(Stored data)
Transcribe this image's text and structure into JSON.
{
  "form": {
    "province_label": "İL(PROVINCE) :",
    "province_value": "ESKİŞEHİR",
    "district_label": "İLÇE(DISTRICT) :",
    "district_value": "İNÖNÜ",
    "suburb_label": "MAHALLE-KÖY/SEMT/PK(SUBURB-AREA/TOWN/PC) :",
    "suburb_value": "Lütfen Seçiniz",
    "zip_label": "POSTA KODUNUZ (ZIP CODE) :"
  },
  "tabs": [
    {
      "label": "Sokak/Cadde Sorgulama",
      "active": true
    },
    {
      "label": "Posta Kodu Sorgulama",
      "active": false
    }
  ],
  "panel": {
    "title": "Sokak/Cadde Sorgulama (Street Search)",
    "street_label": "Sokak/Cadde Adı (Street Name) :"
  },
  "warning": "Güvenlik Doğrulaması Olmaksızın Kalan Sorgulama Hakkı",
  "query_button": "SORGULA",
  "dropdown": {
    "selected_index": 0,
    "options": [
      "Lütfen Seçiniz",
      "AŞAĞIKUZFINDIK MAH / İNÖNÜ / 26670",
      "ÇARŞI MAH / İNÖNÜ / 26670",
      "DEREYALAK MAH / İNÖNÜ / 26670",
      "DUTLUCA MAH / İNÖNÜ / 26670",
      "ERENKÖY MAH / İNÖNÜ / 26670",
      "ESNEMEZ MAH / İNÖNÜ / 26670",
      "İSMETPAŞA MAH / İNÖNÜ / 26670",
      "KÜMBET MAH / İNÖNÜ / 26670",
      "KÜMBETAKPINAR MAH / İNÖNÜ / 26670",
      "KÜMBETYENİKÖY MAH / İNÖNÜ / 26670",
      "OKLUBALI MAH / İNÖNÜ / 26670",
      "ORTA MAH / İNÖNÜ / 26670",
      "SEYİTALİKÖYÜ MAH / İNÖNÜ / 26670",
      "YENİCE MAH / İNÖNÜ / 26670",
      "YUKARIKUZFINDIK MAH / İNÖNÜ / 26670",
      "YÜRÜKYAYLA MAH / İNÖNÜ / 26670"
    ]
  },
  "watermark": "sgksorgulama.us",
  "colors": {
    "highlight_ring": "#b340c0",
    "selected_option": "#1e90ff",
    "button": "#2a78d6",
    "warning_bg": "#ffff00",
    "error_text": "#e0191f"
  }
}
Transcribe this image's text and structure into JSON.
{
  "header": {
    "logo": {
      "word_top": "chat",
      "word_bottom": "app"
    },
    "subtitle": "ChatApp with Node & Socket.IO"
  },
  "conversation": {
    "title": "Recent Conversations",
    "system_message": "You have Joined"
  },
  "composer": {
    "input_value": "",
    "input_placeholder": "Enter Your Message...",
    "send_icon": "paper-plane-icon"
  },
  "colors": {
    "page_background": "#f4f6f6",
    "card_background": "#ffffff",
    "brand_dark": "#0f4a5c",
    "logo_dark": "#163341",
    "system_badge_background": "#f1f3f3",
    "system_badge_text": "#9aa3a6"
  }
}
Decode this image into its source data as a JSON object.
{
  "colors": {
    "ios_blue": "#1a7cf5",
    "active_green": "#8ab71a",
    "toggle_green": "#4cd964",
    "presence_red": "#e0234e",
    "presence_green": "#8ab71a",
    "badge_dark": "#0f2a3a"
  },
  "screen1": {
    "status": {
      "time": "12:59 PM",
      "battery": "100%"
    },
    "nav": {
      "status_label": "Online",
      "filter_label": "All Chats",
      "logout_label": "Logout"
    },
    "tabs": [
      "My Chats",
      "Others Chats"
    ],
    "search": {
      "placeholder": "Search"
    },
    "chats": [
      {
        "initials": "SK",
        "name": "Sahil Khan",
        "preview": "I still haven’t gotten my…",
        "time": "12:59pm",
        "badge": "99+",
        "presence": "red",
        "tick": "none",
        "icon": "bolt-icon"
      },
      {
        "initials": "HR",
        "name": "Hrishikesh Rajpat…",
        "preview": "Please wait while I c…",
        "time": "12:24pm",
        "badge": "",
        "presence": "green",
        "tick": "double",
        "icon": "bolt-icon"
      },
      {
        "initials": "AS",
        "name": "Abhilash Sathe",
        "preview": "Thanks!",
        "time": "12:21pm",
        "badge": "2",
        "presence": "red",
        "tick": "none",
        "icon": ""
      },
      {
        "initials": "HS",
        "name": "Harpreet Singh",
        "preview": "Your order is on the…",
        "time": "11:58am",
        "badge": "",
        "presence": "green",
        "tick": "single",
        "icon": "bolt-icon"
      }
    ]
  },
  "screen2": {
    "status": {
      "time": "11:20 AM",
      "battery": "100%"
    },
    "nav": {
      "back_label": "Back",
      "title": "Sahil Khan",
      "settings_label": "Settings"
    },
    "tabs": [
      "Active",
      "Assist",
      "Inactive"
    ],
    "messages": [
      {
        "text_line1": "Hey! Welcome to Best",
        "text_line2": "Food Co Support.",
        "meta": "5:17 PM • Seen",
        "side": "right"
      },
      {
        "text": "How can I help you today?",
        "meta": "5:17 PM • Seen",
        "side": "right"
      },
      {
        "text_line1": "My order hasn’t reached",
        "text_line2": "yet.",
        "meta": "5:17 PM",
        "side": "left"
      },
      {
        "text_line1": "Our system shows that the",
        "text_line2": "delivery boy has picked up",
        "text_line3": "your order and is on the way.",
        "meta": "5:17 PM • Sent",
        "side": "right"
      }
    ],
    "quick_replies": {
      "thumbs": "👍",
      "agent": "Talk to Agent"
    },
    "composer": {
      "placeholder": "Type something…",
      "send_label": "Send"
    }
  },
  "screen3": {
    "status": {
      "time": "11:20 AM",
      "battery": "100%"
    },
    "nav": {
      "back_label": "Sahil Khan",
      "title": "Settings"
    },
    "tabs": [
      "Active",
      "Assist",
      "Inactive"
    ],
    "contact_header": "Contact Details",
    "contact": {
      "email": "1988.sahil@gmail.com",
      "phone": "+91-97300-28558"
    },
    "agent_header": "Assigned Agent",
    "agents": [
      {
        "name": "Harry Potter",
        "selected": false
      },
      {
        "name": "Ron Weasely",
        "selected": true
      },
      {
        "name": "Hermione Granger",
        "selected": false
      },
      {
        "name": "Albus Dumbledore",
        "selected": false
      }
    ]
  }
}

PROBLEM REQUIREMENTS
Without leaving anything out, give the entries again exactly.

FINISHED EXERCISE
Transcribe this image's text and structure into JSON.
{
  "form": {
    "province_label": "İL(PROVINCE) :",
    "province_value": "ESKİŞEHİR",
    "district_label": "İLÇE(DISTRICT) :",
    "district_value": "İNÖNÜ",
    "suburb_label": "MAHALLE-KÖY/SEMT/PK(SUBURB-AREA/TOWN/PC) :",
    "suburb_value": "Lütfen Seçiniz",
    "zip_label": "POSTA KODUNUZ (ZIP CODE) :"
  },
  "tabs": [
    {
      "label": "Sokak/Cadde Sorgulama",
      "active": true
    },
    {
      "label": "Posta Kodu Sorgulama",
      "active": false
    }
  ],
  "panel": {
    "title": "Sokak/Cadde Sorgulama (Street Search)",
    "street_label": "Sokak/Cadde Adı (Street Name) :"
  },
  "warning": "Güvenlik Doğrulaması Olmaksızın Kalan Sorgulama Hakkı",
  "query_button": "SORGULA",
  "dropdown": {
    "selected_index": 0,
    "options": [
      "Lütfen Seçiniz",
      "AŞAĞIKUZFINDIK MAH / İNÖNÜ / 26670",
      "ÇARŞI MAH / İNÖNÜ / 26670",
      "DEREYALAK MAH / İNÖNÜ / 26670",
      "DUTLUCA MAH / İNÖNÜ / 26670",
      "ERENKÖY MAH / İNÖNÜ / 26670",
      "ESNEMEZ MAH / İNÖNÜ / 26670",
      "İSMETPAŞA MAH / İNÖNÜ / 26670",
      "KÜMBET MAH / İNÖNÜ / 26670",
      "KÜMBETAKPINAR MAH / İNÖNÜ / 26670",
      "KÜMBETYENİKÖY MAH / İNÖNÜ / 26670",
      "OKLUBALI MAH / İNÖNÜ / 26670",
      "ORTA MAH / İNÖNÜ / 26670",
      "SEYİTALİKÖYÜ MAH / İNÖNÜ / 26670",
      "YENİCE MAH / İNÖNÜ / 26670",
      "YUKARIKUZFINDIK MAH / İNÖNÜ / 26670",
      "YÜRÜKYAYLA MAH / İNÖNÜ / 26670"
    ]
  },
  "watermark": "sgksorgulama.us",
  "colors": {
    "highlight_ring": "#b340c0",
    "selected_option": "#1e90ff",
    "button": "#2a78d6",
    "warning_bg": "#ffff00",
    "error_text": "#e0191f"
  }
}
Transcribe this image's text and structure into JSON.
{
  "header": {
    "logo": {
      "word_top": "chat",
      "word_bottom": "app"
    },
    "subtitle": "ChatApp with Node & Socket.IO"
  },
  "conversation": {
    "title": "Recent Conversations",
    "system_message": "You have Joined"
  },
  "composer": {
    "input_value": "",
    "input_placeholder": "Enter Your Message...",
    "send_icon": "paper-plane-icon"
  },
  "colors": {
    "page_background": "#f4f6f6",
    "card_background": "#ffffff",
    "brand_dark": "#0f4a5c",
    "logo_dark": "#163341",
    "system_badge_background": "#f1f3f3",
    "system_badge_text": "#9aa3a6"
  }
}
Decode this image into its source data as a JSON object.
{
  "colors": {
    "ios_blue": "#1a7cf5",
    "active_green": "#8ab71a",
    "toggle_green": "#4cd964",
    "presence_red": "#e0234e",
    "presence_green": "#8ab71a",
    "badge_dark": "#0f2a3a"
  },
  "screen1": {
    "status": {
      "time": "12:59 PM",
      "battery": "100%"
    },
    "nav": {
      "status_label": "Online",
      "filter_label": "All Chats",
      "logout_label": "Logout"
    },
    "tabs": [
      "My Chats",
      "Others Chats"
    ],
    "search": {
      "placeholder": "Search"
    },
    "chats": [
      {
        "initials": "SK",
        "name": "Sahil Khan",
        "preview": "I still haven’t gotten my…",
        "time": "12:59pm",
        "badge": "99+",
        "presence": "red",
        "tick": "none",
        "icon": "bolt-icon"
      },
      {
        "initials": "HR",
        "name": "Hrishikesh Rajpat…",
        "preview": "Please wait while I c…",
        "time": "12:24pm",
        "badge": "",
        "presence": "green",
        "tick": "double",
        "icon": "bolt-icon"
      },
      {
        "initials": "AS",
        "name": "Abhilash Sathe",
        "preview": "Thanks!",
        "time": "12:21pm",
        "badge": "2",
        "presence": "red",
        "tick": "none",
        "icon": ""
      },
      {
        "initials": "HS",
        "name": "Harpreet Singh",
        "preview": "Your order is on the…",
        "time": "11:58am",
        "badge": "",
        "presence": "green",
        "tick": "single",
        "icon": "bolt-icon"
      }
    ]
  },
  "screen2": {
    "status": {
      "time": "11:20 AM",
      "battery": "100%"
    },
    "nav": {
      "back_label": "Back",
      "title": "Sahil Khan",
      "settings_label": "Settings"
    },
    "tabs": [
      "Active",
      "Assist",
      "Inactive"
    ],
    "messages": [
      {
        "text_line1": "Hey! Welcome to Best",
        "text_line2": "Food Co Support.",
        "meta": "5:17 PM • Seen",
        "side": "right"
      },
      {
        "text": "How can I help you today?",
        "meta": "5:17 PM • Seen",
        "side": "right"
      },
      {
        "text_line1": "My order hasn’t reached",
        "text_line2": "yet.",
        "meta": "5:17 PM",
        "side": "left"
      },
      {
        "text_line1": "Our system shows that the",
        "text_line2": "delivery boy has picked up",
        "text_line3": "your order and is on the way.",
        "meta": "5:17 PM • Sent",
        "side": "right"
      }
    ],
    "quick_replies": {
      "thumbs": "👍",
      "agent": "Talk to Agent"
    },
    "composer": {
      "placeholder": "Type something…",
      "send_label": "Send"
    }
  },
  "screen3": {
    "status": {
      "time": "11:20 AM",
      "battery": "100%"
    },
    "nav": {
      "back_label": "Sahil Khan",
      "title": "Settings"
    },
    "tabs": [
      "Active",
      "Assist",
      "Inactive"
    ],
    "contact_header": "Contact Details",
    "contact": {
      "email": "1988.sahil@gmail.com",
      "phone": "+91-97300-28558"
    },
    "agent_header": "Assigned Agent",
    "agents": [
      {
        "name": "Harry Potter",
        "selected": false
      },
      {
        "name": "Ron Weasely",
        "selected": true
      },
      {
        "name": "Hermione Granger",
        "selected": false
      },
      {
        "name": "Albus Dumbledore",
        "selected": false
      }
    ]
  }
}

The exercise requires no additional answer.